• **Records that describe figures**
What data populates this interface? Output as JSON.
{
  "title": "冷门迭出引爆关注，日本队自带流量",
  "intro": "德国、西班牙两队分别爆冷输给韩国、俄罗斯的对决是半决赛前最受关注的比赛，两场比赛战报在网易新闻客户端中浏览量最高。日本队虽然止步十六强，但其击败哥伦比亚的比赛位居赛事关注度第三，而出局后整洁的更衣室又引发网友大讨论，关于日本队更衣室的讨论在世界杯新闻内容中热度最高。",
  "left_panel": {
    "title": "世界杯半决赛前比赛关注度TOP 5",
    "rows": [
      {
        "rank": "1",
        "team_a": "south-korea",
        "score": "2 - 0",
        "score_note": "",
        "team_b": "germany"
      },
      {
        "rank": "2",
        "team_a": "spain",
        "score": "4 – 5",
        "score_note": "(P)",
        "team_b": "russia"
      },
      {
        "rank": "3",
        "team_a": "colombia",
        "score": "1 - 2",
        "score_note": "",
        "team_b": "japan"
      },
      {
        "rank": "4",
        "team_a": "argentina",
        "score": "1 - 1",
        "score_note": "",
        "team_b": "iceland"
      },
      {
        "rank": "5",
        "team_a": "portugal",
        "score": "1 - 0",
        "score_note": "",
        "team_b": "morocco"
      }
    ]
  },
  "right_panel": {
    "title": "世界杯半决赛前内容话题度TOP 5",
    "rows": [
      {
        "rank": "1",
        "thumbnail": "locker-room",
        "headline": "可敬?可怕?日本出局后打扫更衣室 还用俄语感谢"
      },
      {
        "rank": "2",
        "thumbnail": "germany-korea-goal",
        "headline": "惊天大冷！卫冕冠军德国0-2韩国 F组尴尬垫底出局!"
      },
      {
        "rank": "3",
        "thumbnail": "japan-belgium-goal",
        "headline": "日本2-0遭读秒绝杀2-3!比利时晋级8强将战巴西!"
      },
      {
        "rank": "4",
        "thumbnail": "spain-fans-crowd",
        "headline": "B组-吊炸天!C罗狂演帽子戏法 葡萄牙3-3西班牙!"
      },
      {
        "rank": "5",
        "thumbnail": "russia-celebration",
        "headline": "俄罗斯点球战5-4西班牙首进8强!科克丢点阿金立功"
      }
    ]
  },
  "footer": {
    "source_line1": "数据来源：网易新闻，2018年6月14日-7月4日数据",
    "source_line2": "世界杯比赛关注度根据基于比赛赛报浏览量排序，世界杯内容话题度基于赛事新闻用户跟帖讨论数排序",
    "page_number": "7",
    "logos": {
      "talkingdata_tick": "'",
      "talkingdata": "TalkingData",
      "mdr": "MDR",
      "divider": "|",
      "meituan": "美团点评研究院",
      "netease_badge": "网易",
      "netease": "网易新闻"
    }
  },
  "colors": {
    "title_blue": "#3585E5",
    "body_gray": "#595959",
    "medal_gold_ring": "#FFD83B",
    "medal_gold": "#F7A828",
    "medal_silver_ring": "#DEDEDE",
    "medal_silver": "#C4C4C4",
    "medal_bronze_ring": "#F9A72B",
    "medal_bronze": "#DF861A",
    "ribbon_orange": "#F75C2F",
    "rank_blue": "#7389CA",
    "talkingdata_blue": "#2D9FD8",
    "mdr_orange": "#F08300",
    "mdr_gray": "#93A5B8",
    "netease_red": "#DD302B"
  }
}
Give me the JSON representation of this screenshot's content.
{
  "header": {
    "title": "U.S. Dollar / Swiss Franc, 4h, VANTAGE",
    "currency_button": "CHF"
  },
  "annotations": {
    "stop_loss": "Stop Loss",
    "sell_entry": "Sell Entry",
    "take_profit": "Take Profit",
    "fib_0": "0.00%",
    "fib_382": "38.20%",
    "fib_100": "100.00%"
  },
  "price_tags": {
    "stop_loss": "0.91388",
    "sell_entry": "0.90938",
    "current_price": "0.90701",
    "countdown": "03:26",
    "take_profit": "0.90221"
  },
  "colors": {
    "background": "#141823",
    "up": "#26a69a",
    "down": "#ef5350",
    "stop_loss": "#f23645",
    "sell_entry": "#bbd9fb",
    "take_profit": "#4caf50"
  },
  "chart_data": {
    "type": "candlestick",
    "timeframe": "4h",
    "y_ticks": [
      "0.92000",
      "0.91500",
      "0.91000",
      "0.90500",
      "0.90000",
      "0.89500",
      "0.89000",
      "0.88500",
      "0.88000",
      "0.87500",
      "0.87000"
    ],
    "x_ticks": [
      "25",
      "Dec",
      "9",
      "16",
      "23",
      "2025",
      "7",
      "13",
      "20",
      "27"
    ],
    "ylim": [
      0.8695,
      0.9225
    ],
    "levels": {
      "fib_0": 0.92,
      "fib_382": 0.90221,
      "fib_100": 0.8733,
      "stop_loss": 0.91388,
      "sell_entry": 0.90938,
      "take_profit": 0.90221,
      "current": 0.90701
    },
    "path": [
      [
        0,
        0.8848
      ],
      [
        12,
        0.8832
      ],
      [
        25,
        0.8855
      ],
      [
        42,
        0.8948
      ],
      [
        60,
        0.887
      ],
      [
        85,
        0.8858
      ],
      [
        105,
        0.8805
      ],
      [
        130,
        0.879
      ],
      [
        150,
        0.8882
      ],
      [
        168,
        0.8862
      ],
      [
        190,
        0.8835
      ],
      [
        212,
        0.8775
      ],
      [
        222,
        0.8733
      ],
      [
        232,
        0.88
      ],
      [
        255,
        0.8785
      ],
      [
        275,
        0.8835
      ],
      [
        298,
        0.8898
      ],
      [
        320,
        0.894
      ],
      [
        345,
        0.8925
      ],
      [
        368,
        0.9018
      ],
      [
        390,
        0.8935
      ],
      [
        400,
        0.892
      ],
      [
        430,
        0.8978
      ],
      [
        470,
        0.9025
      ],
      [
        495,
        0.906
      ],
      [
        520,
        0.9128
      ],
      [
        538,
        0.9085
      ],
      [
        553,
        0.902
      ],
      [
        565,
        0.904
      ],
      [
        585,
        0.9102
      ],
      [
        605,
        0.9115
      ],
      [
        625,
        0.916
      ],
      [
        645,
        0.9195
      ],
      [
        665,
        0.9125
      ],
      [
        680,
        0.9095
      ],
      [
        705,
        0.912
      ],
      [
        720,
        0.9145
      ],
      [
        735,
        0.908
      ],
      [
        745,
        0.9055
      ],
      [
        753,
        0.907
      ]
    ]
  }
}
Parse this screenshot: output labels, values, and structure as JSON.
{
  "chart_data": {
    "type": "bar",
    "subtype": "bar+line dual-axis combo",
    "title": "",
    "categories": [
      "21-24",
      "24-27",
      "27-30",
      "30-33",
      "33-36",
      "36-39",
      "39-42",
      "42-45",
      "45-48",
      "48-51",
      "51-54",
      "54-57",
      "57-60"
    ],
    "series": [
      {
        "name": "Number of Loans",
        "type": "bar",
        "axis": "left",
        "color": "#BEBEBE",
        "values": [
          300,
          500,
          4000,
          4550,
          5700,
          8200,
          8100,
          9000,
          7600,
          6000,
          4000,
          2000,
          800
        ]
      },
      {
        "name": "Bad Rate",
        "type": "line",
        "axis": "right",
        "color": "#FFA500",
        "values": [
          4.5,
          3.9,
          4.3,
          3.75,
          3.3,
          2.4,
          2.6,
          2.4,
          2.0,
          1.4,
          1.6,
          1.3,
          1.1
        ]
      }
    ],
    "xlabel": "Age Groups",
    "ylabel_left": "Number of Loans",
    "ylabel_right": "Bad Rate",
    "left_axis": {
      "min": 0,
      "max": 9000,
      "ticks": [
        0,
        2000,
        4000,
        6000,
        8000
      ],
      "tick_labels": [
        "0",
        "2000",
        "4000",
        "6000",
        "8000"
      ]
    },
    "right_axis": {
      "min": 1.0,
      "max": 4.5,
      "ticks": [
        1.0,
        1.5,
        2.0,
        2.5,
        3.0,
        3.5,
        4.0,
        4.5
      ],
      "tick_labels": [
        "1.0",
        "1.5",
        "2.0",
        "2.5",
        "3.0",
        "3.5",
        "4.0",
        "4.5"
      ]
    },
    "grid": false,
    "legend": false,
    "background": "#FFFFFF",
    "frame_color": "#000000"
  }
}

• **Your instructions**
Copy all lines from the material that contain "screenshot".

• **The result**
Give me the JSON representation of this screenshot's content.
Parse this screenshot: output labels, values, and structure as JSON.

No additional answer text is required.